§ **Records provided**

──────

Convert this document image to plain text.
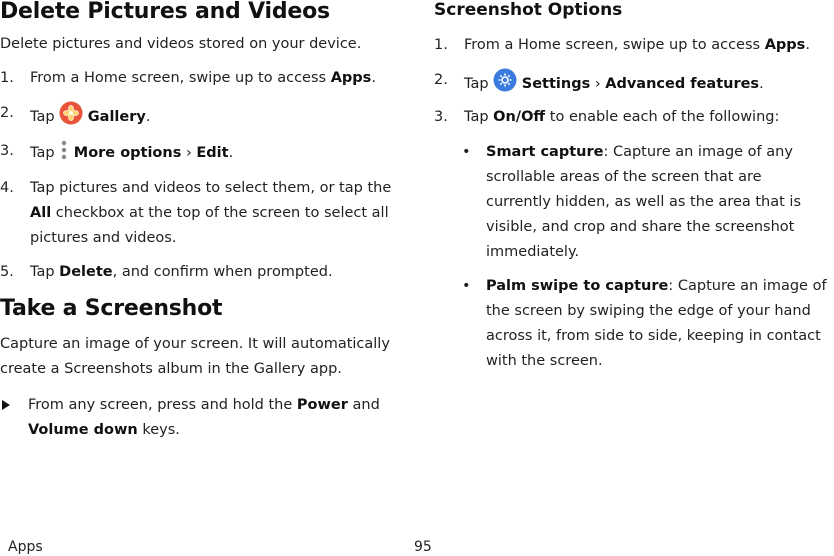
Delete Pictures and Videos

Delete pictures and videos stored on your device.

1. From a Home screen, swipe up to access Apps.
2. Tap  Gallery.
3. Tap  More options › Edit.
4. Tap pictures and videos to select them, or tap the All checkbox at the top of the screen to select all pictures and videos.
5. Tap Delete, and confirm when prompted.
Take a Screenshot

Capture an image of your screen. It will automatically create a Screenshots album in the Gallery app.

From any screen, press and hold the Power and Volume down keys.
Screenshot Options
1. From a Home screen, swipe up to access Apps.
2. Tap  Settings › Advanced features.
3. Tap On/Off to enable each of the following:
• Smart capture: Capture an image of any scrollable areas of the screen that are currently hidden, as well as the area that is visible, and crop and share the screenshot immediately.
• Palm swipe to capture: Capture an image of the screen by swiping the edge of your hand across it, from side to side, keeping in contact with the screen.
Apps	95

──────

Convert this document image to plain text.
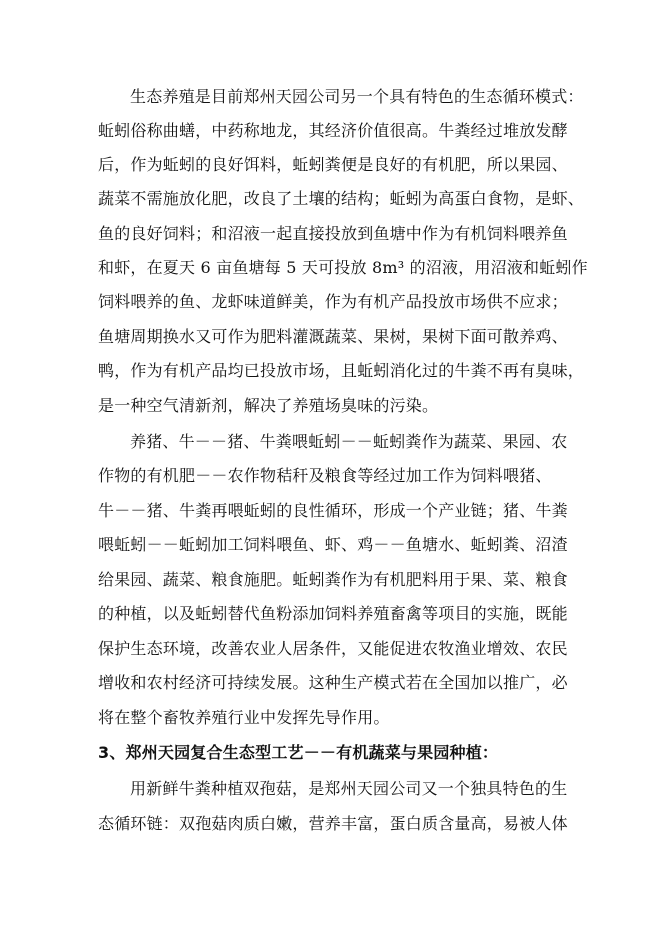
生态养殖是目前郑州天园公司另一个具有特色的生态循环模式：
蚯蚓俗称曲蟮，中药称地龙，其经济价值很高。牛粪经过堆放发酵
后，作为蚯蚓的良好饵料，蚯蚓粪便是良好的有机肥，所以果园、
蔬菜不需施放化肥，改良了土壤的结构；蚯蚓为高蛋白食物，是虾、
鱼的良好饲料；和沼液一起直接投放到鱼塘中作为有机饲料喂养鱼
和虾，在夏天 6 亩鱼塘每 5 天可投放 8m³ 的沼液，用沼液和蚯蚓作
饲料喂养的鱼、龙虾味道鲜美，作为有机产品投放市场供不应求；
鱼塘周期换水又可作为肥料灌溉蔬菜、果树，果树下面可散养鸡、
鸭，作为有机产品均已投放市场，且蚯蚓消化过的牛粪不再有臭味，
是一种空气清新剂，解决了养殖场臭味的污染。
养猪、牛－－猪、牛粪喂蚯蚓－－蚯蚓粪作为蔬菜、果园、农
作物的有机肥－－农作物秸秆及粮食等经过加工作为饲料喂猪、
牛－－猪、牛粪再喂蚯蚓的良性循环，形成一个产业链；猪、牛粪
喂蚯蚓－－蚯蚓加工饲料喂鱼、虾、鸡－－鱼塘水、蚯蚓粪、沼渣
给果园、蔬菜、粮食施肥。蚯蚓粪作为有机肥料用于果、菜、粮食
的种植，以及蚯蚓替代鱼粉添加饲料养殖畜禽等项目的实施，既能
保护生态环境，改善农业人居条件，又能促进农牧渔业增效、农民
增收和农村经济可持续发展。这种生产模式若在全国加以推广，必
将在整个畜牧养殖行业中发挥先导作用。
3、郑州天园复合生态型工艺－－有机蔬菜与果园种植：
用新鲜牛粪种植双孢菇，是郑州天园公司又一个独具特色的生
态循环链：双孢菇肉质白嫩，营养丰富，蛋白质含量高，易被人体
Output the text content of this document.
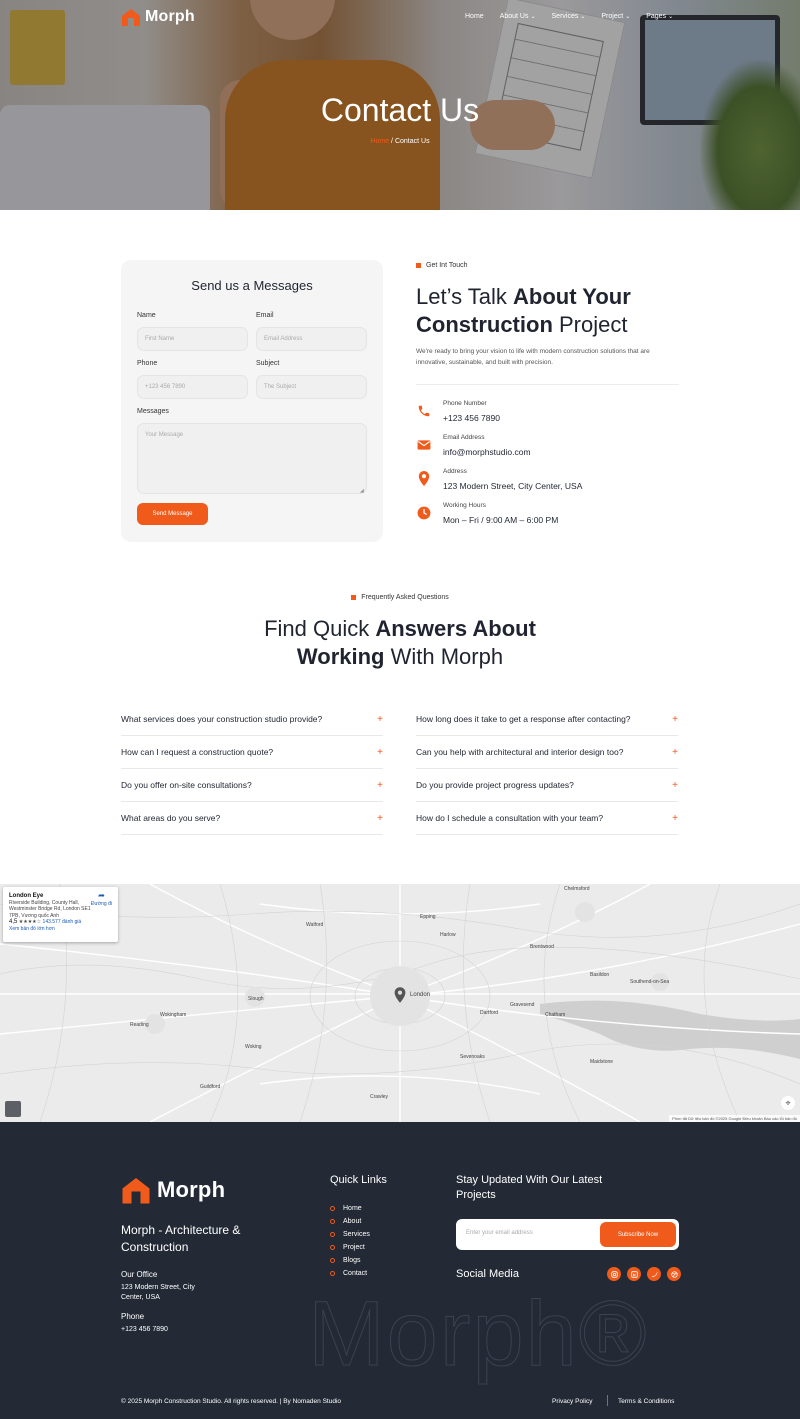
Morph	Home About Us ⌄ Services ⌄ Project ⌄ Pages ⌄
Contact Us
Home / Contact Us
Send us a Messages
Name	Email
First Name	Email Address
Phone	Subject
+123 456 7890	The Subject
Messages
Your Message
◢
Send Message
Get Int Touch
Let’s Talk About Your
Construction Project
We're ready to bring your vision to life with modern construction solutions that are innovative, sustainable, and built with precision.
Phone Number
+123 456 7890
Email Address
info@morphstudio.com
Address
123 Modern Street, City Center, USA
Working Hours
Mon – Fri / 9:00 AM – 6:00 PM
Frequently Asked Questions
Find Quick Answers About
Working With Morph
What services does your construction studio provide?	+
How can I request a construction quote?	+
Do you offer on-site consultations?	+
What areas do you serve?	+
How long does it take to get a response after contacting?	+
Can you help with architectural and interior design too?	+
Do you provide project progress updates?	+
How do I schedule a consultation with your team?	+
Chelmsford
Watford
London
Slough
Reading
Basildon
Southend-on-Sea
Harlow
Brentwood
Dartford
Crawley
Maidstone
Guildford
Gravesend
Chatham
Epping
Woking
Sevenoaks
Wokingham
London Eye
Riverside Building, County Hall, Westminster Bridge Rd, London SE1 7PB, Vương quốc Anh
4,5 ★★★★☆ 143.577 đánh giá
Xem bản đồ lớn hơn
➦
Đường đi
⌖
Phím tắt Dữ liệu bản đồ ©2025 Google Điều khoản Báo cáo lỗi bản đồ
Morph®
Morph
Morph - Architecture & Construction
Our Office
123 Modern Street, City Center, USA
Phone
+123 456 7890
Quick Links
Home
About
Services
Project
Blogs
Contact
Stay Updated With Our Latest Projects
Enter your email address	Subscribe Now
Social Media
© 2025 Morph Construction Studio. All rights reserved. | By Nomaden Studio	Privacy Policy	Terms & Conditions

──────

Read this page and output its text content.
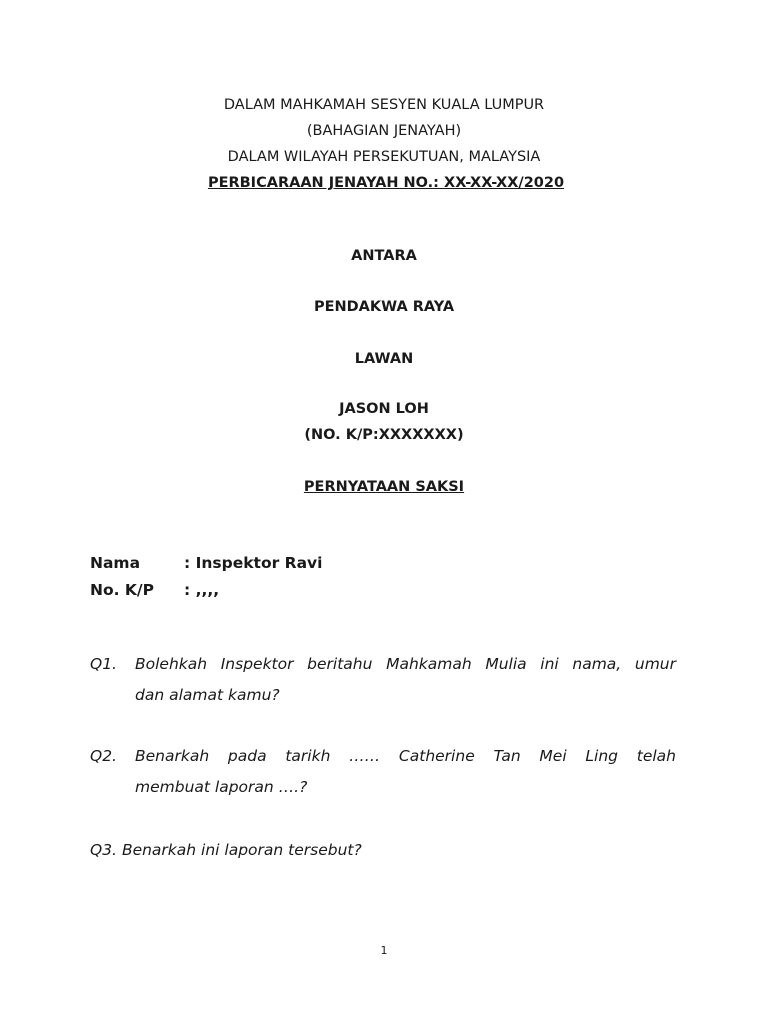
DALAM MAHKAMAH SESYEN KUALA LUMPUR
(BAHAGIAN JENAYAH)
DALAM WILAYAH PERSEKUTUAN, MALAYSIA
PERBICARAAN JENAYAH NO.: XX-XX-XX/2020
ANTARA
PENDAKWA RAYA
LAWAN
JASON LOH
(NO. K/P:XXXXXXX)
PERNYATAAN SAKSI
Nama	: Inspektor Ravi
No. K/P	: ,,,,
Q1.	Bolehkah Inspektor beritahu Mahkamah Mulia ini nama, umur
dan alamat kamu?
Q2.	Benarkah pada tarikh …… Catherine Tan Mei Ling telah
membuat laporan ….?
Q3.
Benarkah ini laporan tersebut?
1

──────

§ **Task objective**
Pull every line containing the word "areas" out of the entries above.

§ **Worked solution**
• Smart capture: Capture an image of any scrollable areas of the screen that are currently hidden, as well as the area that is visible, and crop and share the screenshot immediately.
What areas do you serve?	+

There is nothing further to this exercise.